Repeat, without any change, the entries presented below.
═══ Raw data
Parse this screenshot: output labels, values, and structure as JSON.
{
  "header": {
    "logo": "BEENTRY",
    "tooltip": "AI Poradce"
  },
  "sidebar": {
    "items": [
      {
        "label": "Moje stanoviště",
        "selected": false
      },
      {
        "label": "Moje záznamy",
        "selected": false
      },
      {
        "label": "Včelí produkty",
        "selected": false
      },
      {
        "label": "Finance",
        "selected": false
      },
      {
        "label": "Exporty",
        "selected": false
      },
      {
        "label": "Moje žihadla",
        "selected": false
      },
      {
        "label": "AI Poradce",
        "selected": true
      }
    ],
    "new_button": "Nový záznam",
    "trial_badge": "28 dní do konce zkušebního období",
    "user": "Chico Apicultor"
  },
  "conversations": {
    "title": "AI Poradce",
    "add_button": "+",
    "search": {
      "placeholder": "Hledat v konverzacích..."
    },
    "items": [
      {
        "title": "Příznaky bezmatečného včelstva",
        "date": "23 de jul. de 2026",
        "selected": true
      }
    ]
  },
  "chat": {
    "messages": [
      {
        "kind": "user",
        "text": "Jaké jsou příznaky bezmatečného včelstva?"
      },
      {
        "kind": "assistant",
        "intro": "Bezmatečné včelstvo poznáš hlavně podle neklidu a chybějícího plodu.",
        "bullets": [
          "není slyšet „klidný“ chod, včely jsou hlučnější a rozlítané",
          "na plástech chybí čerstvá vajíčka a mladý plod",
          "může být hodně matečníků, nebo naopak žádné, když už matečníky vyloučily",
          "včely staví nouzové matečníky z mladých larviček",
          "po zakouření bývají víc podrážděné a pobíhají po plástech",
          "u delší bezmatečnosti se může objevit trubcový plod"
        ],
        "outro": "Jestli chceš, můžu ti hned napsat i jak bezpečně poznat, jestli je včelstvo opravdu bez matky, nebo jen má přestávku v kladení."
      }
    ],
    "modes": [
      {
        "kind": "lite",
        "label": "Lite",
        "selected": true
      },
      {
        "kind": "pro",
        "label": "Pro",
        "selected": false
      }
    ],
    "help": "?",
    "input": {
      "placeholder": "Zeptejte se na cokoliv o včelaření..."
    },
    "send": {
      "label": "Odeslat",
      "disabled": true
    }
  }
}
══════
Task result
Parse this screenshot: output labels, values, and structure as JSON.
{
  "header": {
    "logo": "BEENTRY",
    "tooltip": "AI Poradce"
  },
  "sidebar": {
    "items": [
      {
        "label": "Moje stanoviště",
        "selected": false
      },
      {
        "label": "Moje záznamy",
        "selected": false
      },
      {
        "label": "Včelí produkty",
        "selected": false
      },
      {
        "label": "Finance",
        "selected": false
      },
      {
        "label": "Exporty",
        "selected": false
      },
      {
        "label": "Moje žihadla",
        "selected": false
      },
      {
        "label": "AI Poradce",
        "selected": true
      }
    ],
    "new_button": "Nový záznam",
    "trial_badge": "28 dní do konce zkušebního období",
    "user": "Chico Apicultor"
  },
  "conversations": {
    "title": "AI Poradce",
    "add_button": "+",
    "search": {
      "placeholder": "Hledat v konverzacích..."
    },
    "items": [
      {
        "title": "Příznaky bezmatečného včelstva",
        "date": "23 de jul. de 2026",
        "selected": true
      }
    ]
  },
  "chat": {
    "messages": [
      {
        "kind": "user",
        "text": "Jaké jsou příznaky bezmatečného včelstva?"
      },
      {
        "kind": "assistant",
        "intro": "Bezmatečné včelstvo poznáš hlavně podle neklidu a chybějícího plodu.",
        "bullets": [
          "není slyšet „klidný“ chod, včely jsou hlučnější a rozlítané",
          "na plástech chybí čerstvá vajíčka a mladý plod",
          "může být hodně matečníků, nebo naopak žádné, když už matečníky vyloučily",
          "včely staví nouzové matečníky z mladých larviček",
          "po zakouření bývají víc podrážděné a pobíhají po plástech",
          "u delší bezmatečnosti se může objevit trubcový plod"
        ],
        "outro": "Jestli chceš, můžu ti hned napsat i jak bezpečně poznat, jestli je včelstvo opravdu bez matky, nebo jen má přestávku v kladení."
      }
    ],
    "modes": [
      {
        "kind": "lite",
        "label": "Lite",
        "selected": true
      },
      {
        "kind": "pro",
        "label": "Pro",
        "selected": false
      }
    ],
    "help": "?",
    "input": {
      "placeholder": "Zeptejte se na cokoliv o včelaření..."
    },
    "send": {
      "label": "Odeslat",
      "disabled": true
    }
  }
}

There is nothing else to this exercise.